┌─ Given data

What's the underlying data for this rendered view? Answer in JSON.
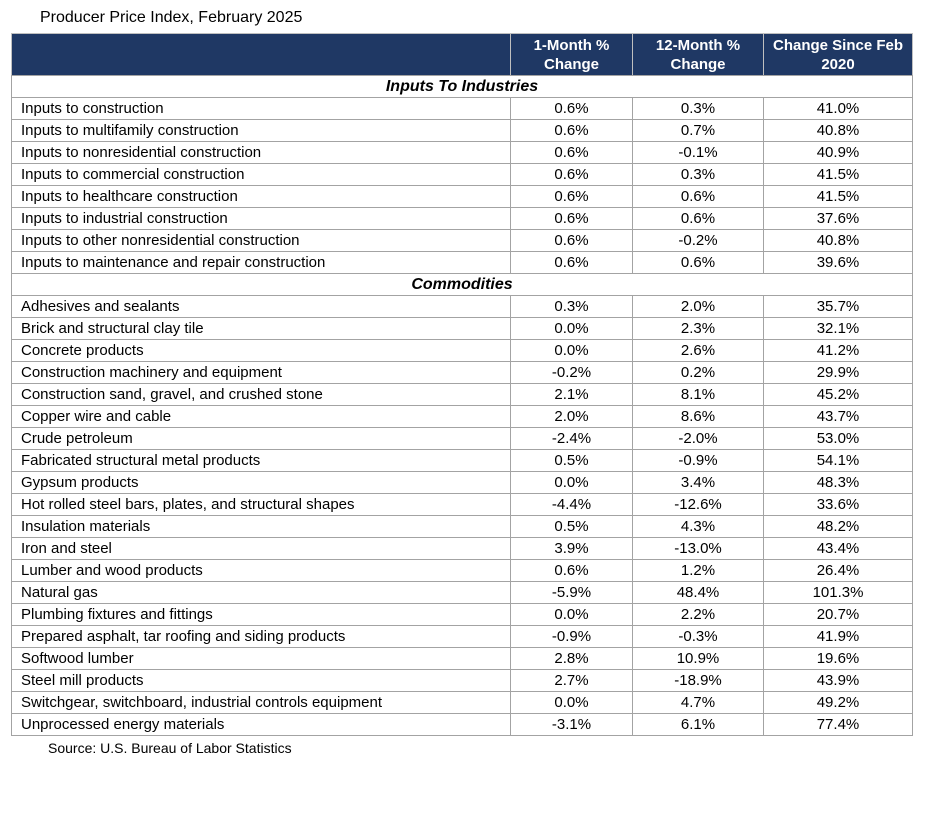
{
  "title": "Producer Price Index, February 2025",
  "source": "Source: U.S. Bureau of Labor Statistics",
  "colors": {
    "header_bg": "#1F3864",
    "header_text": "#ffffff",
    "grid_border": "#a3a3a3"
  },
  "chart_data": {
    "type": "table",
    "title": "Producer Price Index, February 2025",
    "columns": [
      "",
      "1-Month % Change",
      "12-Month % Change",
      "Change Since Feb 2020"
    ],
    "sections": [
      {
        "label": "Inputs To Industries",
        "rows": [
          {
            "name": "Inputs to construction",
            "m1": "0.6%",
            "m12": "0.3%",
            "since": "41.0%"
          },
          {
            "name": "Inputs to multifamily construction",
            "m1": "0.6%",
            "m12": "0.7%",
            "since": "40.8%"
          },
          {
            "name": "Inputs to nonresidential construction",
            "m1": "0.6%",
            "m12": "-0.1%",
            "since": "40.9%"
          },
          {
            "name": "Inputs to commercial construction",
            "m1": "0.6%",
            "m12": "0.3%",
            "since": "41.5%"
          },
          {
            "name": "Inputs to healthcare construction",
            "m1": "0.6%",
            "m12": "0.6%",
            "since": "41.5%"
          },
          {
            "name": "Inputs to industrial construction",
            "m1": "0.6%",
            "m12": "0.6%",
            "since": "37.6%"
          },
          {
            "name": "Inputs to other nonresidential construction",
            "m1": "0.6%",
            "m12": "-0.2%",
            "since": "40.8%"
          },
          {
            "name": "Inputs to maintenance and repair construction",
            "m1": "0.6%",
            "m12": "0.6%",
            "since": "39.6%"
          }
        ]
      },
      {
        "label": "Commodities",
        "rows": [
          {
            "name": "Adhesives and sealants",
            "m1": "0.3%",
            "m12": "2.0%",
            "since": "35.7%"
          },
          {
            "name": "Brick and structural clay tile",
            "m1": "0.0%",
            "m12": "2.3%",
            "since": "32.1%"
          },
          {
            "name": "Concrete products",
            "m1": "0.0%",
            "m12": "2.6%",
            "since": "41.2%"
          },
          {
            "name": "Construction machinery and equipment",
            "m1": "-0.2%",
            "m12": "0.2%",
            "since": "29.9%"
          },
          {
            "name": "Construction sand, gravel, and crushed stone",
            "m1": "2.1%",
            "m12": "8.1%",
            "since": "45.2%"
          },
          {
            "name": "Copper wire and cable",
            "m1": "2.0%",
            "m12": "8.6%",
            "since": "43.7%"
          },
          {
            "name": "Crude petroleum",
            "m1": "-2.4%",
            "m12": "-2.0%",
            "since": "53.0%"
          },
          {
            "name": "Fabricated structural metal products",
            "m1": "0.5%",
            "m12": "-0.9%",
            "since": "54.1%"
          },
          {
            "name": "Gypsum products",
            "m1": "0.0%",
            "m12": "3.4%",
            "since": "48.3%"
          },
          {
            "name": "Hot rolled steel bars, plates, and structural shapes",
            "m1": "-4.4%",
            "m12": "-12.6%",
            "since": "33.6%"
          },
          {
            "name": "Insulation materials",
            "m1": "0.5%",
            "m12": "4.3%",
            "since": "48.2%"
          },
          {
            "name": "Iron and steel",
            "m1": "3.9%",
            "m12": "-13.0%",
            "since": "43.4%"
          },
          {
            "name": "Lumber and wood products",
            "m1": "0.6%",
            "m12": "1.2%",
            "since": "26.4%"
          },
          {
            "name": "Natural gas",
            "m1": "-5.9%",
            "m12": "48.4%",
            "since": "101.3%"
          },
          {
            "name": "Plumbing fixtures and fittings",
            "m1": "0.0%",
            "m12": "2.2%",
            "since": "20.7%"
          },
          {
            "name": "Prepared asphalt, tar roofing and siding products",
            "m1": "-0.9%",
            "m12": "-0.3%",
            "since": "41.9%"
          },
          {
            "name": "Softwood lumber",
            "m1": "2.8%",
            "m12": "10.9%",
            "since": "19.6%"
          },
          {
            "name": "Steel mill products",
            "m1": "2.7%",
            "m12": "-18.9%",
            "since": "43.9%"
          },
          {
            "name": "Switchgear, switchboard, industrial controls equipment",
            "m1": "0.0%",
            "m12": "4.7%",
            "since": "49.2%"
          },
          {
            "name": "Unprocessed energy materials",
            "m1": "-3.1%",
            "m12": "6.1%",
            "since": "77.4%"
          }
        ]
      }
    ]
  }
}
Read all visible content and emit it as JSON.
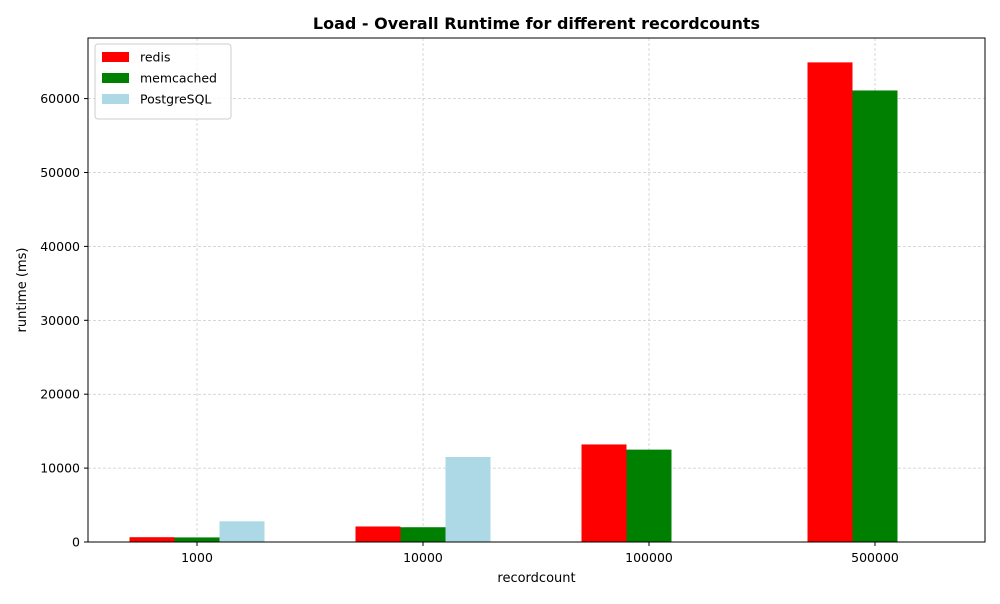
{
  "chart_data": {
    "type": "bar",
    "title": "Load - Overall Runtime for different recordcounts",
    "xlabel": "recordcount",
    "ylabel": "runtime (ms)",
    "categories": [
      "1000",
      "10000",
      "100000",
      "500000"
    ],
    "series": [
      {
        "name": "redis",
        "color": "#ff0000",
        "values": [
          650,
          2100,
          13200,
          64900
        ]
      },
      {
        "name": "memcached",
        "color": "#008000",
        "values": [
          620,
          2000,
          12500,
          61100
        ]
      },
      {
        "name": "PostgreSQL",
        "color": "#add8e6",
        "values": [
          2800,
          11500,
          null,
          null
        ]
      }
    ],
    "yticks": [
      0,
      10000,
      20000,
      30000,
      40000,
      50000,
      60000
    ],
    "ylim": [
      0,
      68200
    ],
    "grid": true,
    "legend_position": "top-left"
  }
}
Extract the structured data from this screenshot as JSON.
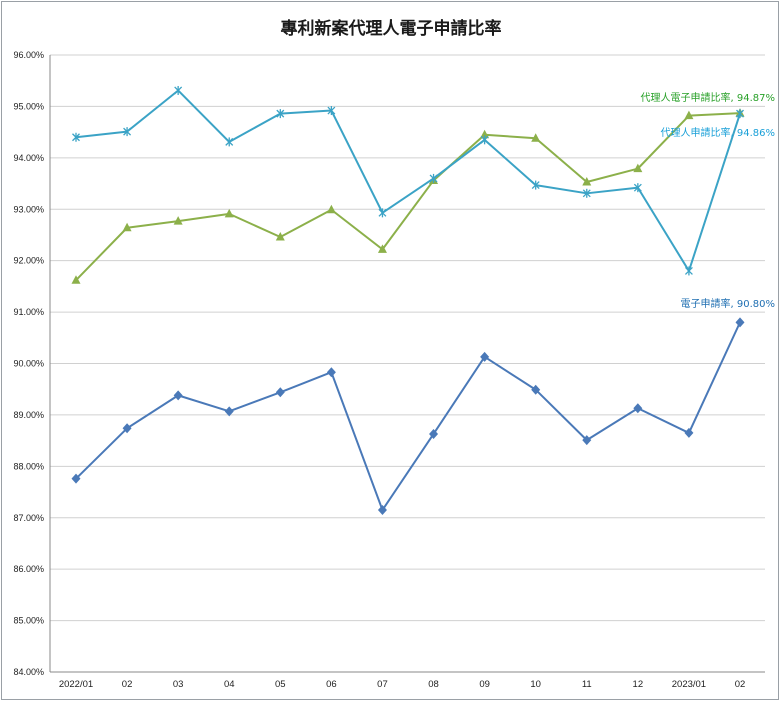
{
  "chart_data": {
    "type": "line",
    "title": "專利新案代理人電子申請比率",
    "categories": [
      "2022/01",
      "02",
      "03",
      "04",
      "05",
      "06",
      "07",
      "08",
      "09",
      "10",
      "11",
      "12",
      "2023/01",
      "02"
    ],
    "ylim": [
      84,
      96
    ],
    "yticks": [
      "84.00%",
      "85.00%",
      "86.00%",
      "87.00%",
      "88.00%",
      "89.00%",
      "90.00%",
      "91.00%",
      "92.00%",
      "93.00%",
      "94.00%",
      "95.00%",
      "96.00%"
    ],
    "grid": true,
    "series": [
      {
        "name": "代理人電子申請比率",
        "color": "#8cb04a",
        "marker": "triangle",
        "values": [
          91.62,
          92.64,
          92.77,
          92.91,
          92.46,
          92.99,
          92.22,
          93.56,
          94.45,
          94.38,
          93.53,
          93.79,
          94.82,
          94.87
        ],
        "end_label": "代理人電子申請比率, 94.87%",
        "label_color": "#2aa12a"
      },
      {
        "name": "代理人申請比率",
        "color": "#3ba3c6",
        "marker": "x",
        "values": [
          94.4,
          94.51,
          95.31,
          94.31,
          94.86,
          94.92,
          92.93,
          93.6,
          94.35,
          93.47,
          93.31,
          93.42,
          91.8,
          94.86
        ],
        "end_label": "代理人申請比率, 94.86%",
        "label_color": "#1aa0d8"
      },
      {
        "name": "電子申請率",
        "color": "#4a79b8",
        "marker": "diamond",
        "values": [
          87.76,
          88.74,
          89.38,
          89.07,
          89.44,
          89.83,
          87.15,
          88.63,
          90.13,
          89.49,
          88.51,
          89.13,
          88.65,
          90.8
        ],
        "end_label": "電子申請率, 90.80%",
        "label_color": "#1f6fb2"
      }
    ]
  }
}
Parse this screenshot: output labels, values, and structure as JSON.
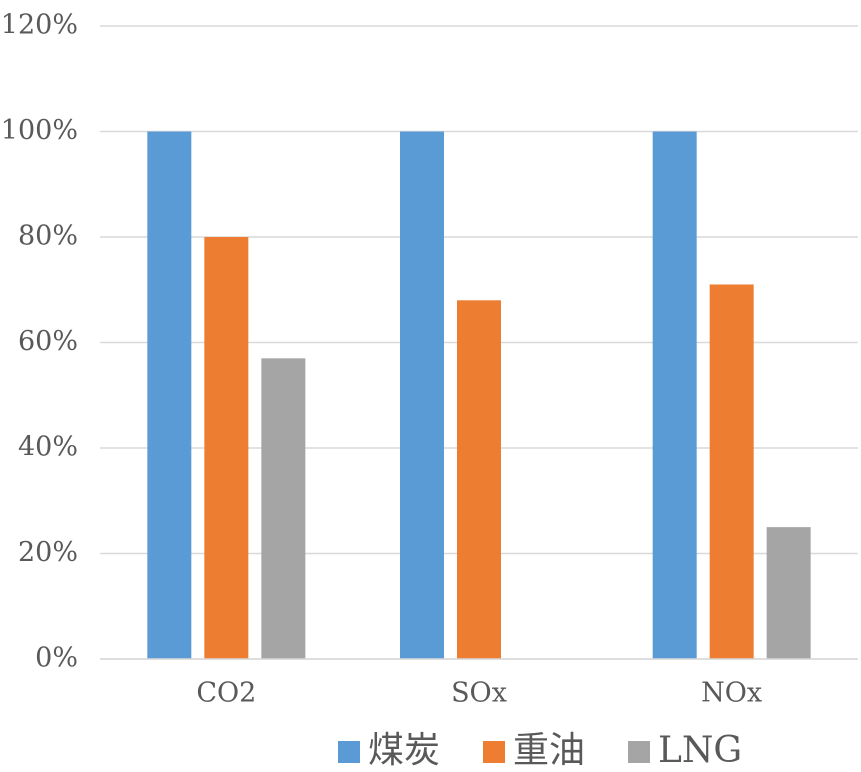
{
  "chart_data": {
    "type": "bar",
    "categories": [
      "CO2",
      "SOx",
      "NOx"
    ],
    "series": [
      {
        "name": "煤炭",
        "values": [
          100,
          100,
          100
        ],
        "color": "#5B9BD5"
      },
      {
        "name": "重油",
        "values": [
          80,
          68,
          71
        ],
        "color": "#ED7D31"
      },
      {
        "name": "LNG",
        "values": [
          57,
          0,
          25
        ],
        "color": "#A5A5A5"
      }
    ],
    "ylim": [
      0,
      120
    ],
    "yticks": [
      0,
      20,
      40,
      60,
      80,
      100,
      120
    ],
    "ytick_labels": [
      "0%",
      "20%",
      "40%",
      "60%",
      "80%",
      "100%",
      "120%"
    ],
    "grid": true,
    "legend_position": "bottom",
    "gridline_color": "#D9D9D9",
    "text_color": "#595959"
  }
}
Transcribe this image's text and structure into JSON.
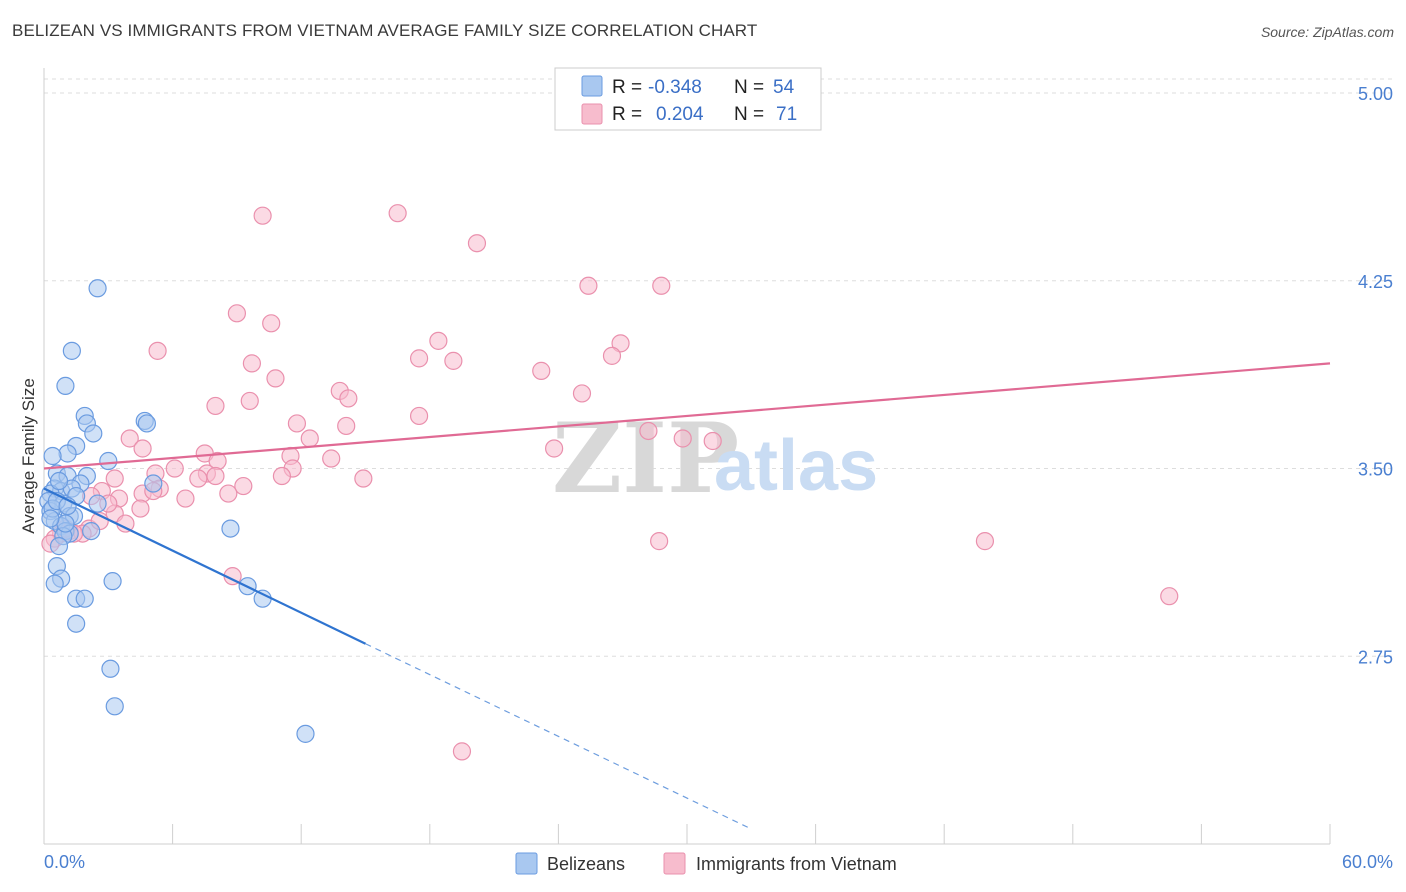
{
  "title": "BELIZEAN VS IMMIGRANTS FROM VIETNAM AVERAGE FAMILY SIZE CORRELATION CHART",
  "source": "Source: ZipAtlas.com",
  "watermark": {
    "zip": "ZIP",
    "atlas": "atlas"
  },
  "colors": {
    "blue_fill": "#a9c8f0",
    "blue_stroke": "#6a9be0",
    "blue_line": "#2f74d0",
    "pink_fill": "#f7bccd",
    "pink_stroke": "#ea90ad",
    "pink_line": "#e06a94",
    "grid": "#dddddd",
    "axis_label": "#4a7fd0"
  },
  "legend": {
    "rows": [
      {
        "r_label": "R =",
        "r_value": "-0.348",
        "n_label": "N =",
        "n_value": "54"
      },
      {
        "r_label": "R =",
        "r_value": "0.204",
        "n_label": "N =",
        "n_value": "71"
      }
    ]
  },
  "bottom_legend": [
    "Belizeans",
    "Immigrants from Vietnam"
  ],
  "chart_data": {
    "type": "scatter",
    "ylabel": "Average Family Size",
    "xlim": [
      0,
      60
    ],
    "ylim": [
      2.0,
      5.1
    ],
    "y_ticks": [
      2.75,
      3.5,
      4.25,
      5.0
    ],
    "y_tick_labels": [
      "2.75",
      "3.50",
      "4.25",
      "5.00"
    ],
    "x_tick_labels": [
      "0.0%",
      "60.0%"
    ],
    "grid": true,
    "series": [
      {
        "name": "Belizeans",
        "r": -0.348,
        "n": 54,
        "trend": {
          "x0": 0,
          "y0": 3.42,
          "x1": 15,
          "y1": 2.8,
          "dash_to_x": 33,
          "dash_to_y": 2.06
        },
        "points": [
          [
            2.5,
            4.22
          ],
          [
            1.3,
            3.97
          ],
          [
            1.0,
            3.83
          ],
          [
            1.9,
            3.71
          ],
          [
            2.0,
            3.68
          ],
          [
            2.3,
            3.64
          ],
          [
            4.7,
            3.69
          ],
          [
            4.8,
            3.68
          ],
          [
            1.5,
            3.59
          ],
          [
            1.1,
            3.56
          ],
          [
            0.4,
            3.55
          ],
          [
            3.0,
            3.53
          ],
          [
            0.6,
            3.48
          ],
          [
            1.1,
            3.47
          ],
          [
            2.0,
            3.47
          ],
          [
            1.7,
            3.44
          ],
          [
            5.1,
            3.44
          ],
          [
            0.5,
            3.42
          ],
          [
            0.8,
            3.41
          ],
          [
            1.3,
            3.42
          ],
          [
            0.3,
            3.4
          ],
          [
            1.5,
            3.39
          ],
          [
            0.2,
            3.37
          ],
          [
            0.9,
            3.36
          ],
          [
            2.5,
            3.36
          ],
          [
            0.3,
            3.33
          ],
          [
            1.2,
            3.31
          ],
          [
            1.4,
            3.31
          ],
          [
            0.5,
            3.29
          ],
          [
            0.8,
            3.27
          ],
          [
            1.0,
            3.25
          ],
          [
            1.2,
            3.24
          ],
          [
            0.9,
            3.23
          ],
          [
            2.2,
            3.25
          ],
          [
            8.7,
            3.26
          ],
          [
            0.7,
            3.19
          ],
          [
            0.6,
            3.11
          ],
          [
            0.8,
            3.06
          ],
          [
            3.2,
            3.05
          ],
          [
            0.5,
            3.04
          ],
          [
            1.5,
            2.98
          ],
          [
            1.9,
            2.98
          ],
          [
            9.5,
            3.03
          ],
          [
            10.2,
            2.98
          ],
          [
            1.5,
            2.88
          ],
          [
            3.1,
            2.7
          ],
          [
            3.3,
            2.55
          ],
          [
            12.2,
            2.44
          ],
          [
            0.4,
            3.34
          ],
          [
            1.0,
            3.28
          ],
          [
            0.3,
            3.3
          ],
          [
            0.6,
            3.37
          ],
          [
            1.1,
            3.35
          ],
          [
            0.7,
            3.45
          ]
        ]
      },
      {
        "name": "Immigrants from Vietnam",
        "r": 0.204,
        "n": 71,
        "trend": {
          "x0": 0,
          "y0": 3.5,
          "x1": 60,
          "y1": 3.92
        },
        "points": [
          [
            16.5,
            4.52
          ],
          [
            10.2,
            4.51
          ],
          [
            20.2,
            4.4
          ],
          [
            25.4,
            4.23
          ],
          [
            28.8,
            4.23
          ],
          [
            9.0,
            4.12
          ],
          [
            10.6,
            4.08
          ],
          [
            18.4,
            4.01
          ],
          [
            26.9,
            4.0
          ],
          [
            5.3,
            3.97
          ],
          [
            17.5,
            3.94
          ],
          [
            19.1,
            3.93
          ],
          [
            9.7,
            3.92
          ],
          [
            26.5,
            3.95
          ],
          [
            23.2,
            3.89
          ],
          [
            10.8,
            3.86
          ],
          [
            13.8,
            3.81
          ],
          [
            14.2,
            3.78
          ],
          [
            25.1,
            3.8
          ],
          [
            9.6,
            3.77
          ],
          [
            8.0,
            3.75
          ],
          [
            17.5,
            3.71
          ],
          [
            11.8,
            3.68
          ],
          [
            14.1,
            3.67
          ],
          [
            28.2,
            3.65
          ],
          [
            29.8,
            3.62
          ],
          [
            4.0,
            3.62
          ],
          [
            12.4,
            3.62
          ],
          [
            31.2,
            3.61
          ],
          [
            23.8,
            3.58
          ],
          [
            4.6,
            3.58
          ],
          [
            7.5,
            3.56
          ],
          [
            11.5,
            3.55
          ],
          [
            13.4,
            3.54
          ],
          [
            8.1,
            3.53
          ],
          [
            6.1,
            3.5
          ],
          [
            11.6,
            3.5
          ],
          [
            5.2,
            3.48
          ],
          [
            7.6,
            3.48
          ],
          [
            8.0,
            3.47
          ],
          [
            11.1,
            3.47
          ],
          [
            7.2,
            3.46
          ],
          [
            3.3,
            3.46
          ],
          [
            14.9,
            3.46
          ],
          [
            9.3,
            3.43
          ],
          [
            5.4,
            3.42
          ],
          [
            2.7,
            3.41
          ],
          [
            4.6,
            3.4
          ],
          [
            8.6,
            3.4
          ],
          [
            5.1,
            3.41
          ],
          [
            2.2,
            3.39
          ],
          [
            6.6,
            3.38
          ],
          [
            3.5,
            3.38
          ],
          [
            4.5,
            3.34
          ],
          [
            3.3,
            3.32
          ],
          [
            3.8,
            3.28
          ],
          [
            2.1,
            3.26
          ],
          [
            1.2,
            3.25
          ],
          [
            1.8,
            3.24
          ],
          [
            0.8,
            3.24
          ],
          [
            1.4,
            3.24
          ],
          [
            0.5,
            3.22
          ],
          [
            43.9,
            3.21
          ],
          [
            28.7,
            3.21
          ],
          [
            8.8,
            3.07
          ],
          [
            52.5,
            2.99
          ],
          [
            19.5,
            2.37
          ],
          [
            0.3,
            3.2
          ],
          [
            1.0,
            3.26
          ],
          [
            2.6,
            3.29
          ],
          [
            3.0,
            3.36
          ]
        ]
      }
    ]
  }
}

└─

> _Objective_
Scan the material and collect every line that contains "Source".

> _Answer to the exercise_
  "source": "Source: U.S. Bureau of Labor Statistics",
  "source": "Source: ZipAtlas.com",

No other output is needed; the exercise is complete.